Tuesday, August 30, 2011

Syllabus

Art History 102, Fall 2011: Course Syllabus
Wednesdays 1:40-4:30/ or /5:30-8:20pm
Klapper Hall, Room 403
Instructor: Jarrett Earnest (jarrett.earnest@qc.cuny.edu)
Office Hours: Wednesdays, 12:15-1:15 or by appointment 
Office: Klapper Hall, Office 161
Course Description:
ARTH 102 is a survey of the history of Western art from the Renaissance to the contemporary period. The course is the second part of a two-semester sequence designed to survey the historical development of art & architecture in Western civilization. 
Course Objectives: 
The goal is to understand the physical reality of an artwork as the product of intellectual choices made by the artist. Each of these choices has a history that connects it to the artistic, social, and political climate of its own period, and accumulates content with the continued engagement of generations of viewers, writers and thinkers.
The naturalness with which we “see” disguises the fact that we understand every image through a highly organized code, an inherited “language of representation,” which we use without necessarily recognizing or understanding it. In this class we will be engaging the formal aspects of artworks – composition, color, line, medium – to explore how they structure our viewing like grammar structures writing. Through formal analysis and contextual readings we will work to pull artworks apart to decipher the complex code of seeing and knowing, or as the art historian E.M. Gombrich put it - making and meaning.  
In following painting and sculpture from the early renaissance to the end of the 20th century we will not only have a better understanding of the historical and chronological “History of Art” but be more equipped to engage with any work of art, and images of all kinds.
Course Structure & Requirements:
Course requirements and their grade values are as follows: 
Midterm Exam (30%) 
Final Exam (35%): 
Metropolitan Museum trip & assignment (20%)
Class participation & effort, including at least 1 substantial blog post (15%)
Required Textbook: 
Marilyn Stokstad, Art History: Portable Edition, Fourth Edition, Volumes 4 & 6. Upper Saddle River, NJ: Prentice-Hall, 2006 (4th edition). [A special packet with Volumes 4 & 6 is available at the Queens College Bookstore.] The page numbers in the syllabus reflect this edition, although you can easily follow the assignments with earlier editions.

——

Requests:
1. Repeat the portion of the art history syllabus between "Course Structure &" and "with earlier editions.", inclusive.
2. Name each graded course requirement in the art history syllabus and give its percentage of the grade.

[Layout dataset entries]
——

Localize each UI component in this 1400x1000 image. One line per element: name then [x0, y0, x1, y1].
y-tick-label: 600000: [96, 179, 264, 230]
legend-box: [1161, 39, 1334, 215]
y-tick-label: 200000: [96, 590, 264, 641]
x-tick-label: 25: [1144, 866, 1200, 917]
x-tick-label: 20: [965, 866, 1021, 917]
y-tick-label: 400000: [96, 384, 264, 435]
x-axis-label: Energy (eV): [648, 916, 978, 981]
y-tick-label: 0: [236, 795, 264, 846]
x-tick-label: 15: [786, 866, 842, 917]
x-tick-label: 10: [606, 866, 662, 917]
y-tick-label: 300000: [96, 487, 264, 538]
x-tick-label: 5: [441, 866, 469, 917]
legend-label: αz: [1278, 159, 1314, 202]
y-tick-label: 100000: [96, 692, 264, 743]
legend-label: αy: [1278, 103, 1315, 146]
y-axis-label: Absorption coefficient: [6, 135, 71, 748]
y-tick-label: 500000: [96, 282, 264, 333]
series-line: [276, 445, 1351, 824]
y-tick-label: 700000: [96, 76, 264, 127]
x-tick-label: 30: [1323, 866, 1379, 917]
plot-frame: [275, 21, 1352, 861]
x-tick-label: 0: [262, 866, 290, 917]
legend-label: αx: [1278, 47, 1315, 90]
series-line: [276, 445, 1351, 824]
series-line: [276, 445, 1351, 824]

——

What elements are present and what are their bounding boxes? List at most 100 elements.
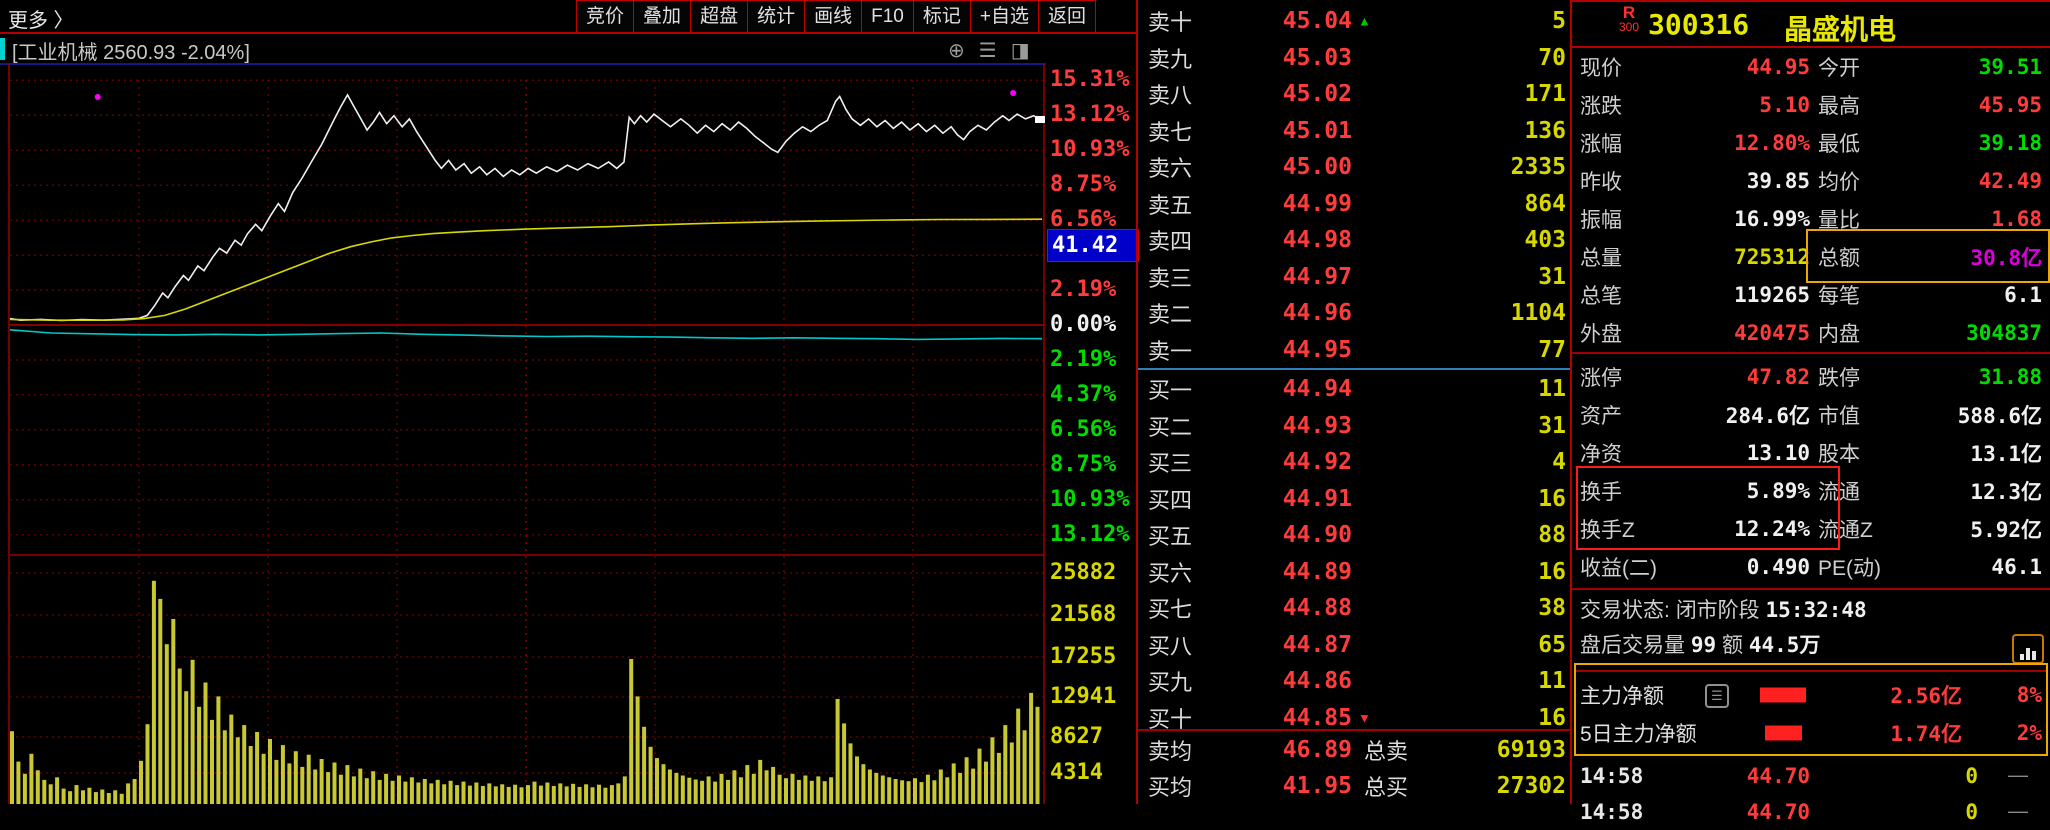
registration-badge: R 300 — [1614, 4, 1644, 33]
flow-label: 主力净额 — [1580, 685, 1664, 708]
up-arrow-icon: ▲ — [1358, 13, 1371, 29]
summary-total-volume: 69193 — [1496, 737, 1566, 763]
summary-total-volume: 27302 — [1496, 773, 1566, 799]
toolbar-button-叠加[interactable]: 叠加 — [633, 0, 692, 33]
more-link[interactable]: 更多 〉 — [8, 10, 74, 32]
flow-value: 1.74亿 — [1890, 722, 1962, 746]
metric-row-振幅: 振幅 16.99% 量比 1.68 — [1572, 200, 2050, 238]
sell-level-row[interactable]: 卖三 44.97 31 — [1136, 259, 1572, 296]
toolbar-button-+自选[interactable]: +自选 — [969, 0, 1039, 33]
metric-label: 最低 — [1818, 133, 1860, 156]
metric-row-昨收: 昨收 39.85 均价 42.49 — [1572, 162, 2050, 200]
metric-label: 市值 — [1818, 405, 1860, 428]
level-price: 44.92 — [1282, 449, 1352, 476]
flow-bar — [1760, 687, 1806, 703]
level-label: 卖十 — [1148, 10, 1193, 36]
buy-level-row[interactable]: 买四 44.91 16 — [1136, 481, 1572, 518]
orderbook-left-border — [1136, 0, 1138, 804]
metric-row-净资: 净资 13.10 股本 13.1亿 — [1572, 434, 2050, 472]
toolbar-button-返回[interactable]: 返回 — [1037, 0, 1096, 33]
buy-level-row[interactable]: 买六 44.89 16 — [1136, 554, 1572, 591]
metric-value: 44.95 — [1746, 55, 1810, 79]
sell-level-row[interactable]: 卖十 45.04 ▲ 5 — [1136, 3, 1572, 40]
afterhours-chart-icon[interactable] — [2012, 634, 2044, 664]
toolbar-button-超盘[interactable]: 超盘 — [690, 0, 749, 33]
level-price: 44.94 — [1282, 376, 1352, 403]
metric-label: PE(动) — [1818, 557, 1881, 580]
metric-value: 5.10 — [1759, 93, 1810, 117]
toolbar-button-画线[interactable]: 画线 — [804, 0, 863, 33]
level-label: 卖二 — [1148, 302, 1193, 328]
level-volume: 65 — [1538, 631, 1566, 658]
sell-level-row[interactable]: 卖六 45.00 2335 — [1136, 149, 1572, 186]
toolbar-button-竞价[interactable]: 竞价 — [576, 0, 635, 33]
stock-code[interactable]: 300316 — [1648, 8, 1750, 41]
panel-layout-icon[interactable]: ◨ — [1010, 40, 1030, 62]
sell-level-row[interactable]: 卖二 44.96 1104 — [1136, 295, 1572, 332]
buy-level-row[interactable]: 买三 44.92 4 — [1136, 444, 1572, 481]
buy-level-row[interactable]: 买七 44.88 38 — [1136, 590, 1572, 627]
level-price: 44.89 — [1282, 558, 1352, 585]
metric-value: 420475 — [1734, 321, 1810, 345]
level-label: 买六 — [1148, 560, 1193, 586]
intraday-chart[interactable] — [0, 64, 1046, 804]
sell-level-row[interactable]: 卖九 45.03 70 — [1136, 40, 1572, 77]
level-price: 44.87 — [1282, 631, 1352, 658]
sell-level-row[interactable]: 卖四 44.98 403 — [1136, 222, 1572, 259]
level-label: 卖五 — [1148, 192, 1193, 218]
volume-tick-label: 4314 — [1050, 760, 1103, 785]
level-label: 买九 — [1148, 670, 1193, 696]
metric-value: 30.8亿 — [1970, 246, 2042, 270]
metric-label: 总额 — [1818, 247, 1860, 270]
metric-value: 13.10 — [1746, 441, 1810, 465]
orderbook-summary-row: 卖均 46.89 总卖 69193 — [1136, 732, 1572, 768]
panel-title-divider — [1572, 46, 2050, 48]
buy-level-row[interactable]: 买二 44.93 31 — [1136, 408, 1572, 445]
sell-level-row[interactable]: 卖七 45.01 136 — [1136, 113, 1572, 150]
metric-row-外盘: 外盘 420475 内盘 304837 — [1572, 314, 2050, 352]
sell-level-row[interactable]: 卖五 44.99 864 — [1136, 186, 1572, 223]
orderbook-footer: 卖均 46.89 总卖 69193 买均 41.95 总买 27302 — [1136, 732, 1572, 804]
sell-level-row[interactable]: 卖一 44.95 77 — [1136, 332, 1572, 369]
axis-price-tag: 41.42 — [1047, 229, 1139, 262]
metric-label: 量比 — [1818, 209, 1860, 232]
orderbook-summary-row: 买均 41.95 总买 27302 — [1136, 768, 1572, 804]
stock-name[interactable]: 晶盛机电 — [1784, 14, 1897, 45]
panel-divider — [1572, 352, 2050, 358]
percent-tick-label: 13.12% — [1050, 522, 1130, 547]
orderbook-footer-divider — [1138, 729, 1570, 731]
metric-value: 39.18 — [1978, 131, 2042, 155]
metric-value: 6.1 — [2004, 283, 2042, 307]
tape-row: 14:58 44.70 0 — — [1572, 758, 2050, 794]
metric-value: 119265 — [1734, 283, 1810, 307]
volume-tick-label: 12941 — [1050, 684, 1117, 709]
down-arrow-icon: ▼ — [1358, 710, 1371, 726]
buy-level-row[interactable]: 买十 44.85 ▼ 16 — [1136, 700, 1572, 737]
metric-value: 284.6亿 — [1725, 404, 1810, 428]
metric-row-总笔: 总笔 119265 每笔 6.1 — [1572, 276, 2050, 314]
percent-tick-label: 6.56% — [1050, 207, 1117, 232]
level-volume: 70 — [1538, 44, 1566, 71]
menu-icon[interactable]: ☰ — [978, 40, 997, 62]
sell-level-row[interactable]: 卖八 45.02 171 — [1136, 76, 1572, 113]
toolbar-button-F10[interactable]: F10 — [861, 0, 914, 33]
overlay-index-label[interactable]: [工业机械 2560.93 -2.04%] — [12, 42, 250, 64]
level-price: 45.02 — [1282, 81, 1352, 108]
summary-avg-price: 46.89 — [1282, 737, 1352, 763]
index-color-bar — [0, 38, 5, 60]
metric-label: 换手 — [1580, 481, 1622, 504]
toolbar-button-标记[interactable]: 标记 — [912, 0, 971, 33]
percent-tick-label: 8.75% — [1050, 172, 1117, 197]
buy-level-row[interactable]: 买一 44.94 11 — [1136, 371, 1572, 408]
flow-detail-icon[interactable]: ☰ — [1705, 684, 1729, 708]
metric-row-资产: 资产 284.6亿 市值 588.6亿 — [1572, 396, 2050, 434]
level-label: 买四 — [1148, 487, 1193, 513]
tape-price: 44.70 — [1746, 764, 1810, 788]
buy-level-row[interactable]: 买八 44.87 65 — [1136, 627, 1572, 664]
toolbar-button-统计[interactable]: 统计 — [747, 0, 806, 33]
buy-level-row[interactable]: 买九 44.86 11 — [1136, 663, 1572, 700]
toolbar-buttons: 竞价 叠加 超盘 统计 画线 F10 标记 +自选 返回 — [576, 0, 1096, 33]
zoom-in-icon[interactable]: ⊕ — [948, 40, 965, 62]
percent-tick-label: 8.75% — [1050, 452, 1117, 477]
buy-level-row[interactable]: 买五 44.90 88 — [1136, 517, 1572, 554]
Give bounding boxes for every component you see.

——

Solutions in order:
1.
Course Structure & Requirements:
Course requirements and their grade values are as follows: 
Midterm Exam (30%) 
Final Exam (35%): 
Metropolitan Museum trip & assignment (20%)
Class participation & effort, including at least 1 substantial blog post (15%)
Required Textbook: 
Marilyn Stokstad, Art History: Portable Edition, Fourth Edition, Volumes 4 & 6. Upper Saddle River, NJ: Prentice-Hall, 2006 (4th edition). [A special packet with Volumes 4 & 6 is available at the Queens College Bookstore.] The page numbers in the syllabus reflect this edition, although you can easily follow the assignments with earlier editions.

2.
- Midterm Exam (30%)
- Final Exam (35%)
- Metropolitan Museum trip & assignment (20%)
- Class participation & effort, including at least 1 substantial blog post (15%)